— Begin ENTRIES —

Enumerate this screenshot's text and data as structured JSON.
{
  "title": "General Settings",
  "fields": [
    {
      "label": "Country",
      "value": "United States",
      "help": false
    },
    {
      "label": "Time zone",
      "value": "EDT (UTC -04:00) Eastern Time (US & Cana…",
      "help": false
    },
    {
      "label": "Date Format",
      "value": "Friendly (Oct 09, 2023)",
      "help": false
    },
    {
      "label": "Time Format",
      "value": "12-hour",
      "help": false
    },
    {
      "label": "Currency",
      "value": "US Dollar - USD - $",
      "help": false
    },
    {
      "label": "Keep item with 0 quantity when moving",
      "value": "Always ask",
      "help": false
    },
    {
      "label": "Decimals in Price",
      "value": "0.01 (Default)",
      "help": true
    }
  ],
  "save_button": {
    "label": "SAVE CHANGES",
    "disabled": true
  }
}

— End ENTRIES —
— Begin ENTRIES —

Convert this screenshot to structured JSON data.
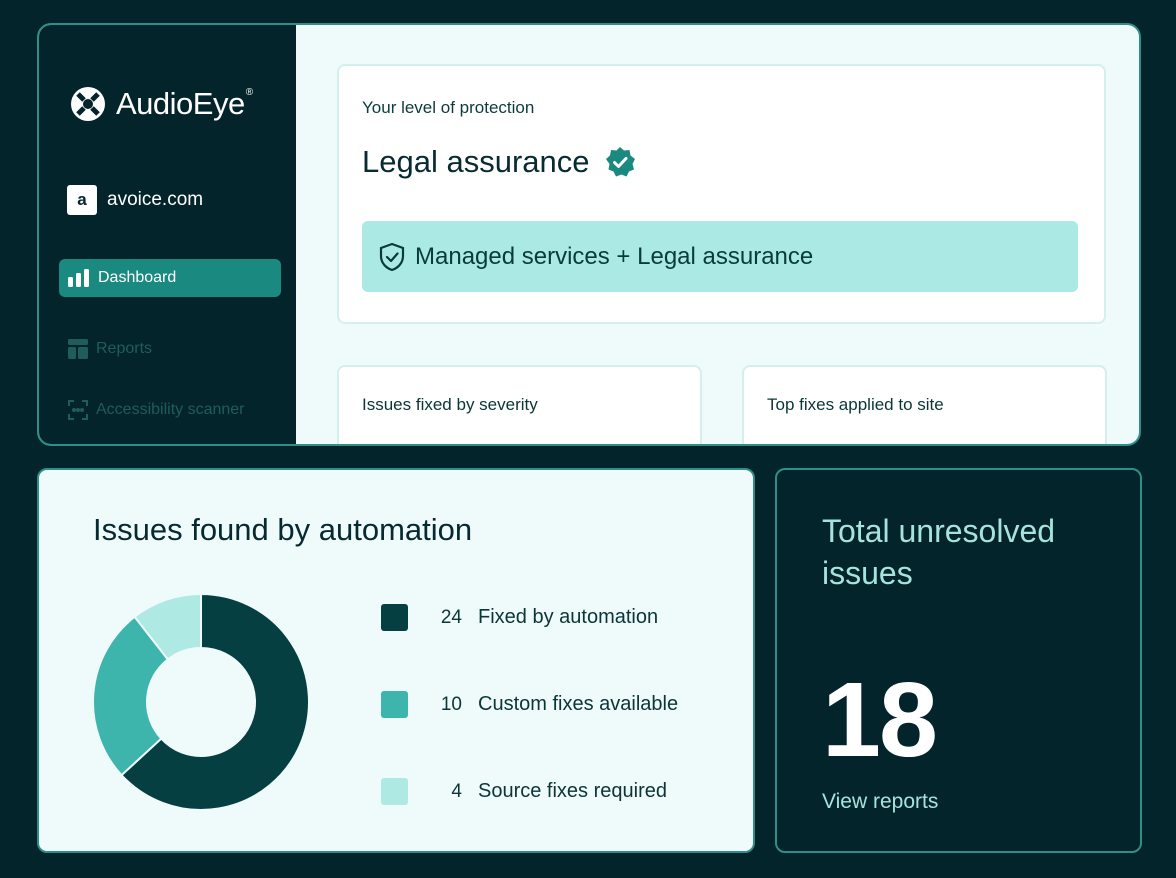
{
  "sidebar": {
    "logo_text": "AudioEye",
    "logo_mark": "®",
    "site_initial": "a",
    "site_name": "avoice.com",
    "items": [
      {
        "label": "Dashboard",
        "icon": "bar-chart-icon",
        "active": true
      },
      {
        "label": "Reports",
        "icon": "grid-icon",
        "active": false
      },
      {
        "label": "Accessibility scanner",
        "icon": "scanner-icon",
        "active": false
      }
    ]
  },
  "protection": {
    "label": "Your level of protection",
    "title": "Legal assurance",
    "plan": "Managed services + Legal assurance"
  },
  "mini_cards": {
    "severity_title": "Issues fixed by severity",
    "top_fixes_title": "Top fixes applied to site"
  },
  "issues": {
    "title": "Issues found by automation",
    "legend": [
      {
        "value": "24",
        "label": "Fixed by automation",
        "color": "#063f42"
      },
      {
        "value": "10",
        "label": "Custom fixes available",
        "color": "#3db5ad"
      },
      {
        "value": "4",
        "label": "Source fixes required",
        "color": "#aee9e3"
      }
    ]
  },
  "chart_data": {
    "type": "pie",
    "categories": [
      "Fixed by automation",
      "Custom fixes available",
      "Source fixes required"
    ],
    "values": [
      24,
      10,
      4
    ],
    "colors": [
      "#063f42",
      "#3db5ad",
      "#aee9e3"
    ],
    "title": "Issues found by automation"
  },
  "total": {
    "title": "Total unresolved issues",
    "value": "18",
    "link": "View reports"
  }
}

— End ENTRIES —

WHAT YOU ARE ASKED TO DO
Count the lines above that contain the word "true". Give only the number.

WRITTEN RESPONSE
3